Collected data
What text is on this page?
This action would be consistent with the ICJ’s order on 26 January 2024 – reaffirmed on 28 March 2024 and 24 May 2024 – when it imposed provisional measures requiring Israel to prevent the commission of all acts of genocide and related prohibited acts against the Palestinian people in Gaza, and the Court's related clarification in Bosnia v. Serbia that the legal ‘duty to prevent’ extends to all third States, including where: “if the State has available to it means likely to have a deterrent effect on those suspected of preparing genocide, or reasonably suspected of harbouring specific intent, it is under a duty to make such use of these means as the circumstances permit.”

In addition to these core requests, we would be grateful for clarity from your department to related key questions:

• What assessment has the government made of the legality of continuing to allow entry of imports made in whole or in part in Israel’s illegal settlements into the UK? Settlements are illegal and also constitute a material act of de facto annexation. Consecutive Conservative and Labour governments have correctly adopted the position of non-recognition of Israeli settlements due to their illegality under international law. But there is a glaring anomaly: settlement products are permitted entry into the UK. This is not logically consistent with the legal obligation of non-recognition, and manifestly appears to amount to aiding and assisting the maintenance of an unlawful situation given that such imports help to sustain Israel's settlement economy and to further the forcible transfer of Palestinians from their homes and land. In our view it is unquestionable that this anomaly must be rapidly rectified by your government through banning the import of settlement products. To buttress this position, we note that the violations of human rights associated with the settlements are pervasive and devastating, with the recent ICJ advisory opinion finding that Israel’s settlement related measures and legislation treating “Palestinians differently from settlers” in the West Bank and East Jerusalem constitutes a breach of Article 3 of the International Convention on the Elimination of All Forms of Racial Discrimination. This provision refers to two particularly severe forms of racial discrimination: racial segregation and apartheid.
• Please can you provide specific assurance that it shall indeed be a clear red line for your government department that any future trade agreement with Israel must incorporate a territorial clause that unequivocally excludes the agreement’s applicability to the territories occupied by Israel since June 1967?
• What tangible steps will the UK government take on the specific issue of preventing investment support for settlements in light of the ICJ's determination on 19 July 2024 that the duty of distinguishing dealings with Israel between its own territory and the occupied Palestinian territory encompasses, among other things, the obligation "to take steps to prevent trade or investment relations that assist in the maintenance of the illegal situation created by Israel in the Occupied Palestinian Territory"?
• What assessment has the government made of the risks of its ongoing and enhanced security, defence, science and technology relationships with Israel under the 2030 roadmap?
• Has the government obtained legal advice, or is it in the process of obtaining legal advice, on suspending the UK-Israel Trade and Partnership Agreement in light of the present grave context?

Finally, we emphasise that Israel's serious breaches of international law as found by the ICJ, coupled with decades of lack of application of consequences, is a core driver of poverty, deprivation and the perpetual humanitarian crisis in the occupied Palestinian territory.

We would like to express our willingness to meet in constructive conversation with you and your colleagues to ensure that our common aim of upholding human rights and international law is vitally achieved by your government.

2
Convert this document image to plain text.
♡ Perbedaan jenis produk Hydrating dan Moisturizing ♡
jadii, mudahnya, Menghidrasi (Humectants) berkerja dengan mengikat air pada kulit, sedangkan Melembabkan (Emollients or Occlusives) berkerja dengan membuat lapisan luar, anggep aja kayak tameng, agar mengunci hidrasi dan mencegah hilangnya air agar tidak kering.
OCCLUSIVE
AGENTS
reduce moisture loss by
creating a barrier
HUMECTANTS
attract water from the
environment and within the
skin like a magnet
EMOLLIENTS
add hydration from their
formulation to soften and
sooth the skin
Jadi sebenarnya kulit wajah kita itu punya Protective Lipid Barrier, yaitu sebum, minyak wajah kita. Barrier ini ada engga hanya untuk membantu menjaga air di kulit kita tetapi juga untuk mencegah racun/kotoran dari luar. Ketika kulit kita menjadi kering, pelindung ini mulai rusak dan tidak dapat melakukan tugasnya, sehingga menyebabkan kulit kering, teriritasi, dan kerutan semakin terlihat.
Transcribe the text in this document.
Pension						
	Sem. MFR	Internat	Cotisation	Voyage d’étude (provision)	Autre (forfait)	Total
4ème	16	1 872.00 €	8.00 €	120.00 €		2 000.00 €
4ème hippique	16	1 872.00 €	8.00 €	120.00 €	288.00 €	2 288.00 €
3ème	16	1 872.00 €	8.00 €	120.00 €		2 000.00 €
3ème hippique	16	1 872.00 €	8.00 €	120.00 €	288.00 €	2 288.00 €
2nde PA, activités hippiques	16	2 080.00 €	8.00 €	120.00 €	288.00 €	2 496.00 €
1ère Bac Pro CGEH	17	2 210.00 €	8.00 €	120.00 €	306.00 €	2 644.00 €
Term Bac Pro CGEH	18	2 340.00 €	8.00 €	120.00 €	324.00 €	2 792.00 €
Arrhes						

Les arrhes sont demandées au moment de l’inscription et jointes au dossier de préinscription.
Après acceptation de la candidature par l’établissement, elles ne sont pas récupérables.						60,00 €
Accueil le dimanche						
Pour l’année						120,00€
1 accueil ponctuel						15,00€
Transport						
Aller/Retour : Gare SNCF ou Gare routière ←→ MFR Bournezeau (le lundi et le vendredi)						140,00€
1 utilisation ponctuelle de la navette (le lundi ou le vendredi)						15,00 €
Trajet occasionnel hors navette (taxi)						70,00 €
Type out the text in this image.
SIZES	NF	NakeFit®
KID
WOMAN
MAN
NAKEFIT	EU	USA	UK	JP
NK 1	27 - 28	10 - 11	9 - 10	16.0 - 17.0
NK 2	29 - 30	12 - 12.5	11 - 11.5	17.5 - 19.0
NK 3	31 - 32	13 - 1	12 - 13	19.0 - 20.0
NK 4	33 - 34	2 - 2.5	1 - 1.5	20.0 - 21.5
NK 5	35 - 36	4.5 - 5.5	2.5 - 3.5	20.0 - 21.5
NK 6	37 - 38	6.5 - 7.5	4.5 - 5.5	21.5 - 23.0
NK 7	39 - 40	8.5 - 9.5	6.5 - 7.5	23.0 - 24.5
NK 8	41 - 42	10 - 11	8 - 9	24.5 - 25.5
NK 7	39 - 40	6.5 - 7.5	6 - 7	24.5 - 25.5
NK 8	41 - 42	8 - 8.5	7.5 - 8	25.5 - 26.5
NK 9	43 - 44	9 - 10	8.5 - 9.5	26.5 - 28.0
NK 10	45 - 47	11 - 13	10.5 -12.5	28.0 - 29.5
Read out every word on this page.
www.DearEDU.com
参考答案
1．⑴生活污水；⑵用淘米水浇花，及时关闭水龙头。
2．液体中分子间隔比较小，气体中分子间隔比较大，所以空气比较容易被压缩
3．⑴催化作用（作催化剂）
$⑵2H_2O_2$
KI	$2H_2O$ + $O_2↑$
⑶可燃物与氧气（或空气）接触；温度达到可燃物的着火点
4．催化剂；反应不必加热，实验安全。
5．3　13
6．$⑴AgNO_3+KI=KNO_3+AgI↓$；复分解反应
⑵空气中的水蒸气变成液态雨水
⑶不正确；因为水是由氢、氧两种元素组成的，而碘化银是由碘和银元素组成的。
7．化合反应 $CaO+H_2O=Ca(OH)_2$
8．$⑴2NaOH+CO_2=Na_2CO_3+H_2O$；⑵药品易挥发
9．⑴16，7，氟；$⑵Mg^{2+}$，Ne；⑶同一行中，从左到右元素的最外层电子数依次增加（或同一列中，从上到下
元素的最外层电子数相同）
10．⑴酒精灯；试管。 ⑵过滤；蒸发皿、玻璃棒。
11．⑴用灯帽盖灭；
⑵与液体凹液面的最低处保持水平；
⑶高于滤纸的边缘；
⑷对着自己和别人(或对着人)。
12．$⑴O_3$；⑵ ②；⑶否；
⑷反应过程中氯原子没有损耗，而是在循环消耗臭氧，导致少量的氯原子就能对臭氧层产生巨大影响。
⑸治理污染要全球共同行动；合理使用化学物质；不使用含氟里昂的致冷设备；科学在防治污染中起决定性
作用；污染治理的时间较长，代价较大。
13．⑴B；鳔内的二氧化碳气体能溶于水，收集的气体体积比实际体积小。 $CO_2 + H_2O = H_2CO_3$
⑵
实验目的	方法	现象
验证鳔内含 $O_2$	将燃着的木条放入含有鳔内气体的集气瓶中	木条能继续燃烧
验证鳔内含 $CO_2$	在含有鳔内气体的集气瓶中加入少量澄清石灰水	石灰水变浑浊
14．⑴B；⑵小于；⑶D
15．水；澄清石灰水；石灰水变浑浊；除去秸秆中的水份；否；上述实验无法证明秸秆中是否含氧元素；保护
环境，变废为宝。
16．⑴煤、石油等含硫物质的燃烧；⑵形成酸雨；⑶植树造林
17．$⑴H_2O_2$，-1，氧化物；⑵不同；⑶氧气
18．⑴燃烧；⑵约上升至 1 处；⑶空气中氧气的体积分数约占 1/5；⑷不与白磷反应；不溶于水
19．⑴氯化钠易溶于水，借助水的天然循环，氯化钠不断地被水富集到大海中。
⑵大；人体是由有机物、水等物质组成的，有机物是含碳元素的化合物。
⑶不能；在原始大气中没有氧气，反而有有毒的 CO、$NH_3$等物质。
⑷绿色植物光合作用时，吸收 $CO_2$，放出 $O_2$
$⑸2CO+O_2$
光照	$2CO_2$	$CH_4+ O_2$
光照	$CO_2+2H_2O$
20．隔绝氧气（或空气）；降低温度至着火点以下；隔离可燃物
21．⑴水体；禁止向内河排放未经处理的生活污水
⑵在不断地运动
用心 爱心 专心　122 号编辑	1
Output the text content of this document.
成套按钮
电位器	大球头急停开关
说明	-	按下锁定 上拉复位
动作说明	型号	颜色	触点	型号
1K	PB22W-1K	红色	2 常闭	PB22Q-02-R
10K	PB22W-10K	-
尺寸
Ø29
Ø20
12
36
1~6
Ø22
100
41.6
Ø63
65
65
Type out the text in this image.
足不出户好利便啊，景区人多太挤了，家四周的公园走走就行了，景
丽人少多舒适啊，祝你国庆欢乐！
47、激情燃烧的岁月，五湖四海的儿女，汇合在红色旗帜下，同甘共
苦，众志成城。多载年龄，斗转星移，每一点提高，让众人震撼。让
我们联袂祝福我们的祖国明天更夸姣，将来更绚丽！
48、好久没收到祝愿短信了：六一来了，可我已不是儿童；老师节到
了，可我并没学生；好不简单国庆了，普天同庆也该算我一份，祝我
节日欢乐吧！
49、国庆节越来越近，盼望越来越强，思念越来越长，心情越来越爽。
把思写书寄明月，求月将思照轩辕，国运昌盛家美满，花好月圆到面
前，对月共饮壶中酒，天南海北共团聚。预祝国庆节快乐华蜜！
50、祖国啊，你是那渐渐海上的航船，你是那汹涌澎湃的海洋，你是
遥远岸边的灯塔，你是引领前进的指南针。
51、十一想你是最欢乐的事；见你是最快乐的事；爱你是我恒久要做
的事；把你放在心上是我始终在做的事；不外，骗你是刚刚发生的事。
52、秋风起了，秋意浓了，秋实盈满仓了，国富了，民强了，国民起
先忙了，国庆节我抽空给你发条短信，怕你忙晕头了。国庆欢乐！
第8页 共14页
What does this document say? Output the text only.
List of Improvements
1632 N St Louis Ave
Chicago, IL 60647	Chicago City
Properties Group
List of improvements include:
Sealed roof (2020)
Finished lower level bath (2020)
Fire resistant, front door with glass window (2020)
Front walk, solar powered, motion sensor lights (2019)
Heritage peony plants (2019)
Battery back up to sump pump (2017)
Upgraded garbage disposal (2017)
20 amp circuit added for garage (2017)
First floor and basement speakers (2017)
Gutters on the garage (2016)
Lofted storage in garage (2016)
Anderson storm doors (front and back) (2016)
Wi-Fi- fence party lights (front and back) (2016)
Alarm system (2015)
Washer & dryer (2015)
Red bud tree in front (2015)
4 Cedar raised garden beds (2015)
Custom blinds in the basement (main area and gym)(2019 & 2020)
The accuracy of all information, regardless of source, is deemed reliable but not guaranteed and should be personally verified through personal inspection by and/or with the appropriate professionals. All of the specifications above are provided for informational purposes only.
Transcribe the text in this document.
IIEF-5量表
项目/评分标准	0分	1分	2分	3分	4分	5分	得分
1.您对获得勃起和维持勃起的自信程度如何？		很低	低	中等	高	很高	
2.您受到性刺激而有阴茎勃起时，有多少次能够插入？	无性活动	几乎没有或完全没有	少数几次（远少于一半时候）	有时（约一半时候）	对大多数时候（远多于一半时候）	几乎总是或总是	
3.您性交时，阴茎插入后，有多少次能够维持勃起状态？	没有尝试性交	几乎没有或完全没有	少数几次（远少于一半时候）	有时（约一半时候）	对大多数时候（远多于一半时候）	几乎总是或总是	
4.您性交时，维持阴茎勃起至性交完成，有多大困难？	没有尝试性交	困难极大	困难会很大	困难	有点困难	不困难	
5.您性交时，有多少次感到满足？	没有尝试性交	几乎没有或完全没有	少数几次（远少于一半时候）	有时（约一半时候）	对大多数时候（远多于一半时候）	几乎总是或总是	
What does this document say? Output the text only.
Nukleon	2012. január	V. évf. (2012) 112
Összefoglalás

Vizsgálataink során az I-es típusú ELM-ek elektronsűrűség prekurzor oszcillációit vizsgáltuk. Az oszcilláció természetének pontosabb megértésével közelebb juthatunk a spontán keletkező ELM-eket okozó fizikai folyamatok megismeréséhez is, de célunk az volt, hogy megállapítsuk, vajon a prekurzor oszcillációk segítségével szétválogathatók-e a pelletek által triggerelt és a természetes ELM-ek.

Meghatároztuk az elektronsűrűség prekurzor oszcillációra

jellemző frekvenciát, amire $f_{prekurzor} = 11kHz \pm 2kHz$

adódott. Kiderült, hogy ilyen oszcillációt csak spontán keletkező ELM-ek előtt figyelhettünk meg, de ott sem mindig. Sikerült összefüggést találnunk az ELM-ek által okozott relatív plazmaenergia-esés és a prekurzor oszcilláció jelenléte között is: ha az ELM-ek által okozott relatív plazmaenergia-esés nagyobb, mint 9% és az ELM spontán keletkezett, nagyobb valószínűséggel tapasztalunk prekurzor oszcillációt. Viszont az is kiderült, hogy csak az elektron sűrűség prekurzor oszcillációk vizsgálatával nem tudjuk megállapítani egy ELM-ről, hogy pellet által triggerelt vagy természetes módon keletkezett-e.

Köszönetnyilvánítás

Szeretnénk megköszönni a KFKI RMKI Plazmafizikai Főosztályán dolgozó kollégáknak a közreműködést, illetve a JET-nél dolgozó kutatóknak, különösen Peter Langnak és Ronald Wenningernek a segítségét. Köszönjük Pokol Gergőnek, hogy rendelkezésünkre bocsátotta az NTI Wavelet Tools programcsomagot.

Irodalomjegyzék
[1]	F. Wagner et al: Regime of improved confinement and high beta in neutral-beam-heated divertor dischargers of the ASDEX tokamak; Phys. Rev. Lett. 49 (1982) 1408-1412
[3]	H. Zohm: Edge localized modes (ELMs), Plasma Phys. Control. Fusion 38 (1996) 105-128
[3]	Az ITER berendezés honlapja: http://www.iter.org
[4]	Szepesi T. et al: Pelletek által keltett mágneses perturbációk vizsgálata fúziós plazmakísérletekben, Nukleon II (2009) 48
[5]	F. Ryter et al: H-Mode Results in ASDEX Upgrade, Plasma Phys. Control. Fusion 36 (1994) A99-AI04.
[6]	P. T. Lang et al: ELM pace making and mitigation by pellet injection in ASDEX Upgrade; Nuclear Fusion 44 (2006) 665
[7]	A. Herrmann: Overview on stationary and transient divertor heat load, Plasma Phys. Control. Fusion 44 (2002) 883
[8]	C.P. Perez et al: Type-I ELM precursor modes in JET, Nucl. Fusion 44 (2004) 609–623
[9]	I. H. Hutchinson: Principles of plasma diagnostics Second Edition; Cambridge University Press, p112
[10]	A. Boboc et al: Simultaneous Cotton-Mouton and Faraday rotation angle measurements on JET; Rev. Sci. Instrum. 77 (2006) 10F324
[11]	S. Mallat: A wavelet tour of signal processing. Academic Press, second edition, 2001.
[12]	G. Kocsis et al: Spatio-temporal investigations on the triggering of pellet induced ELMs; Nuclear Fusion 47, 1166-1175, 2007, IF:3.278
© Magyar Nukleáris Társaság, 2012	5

Problem requirements
List each line holding the string "back".

Full answer
Battery back up to sump pump (2017)
Anderson storm doors (front and back) (2016)
Wi-Fi- fence party lights (front and back) (2016)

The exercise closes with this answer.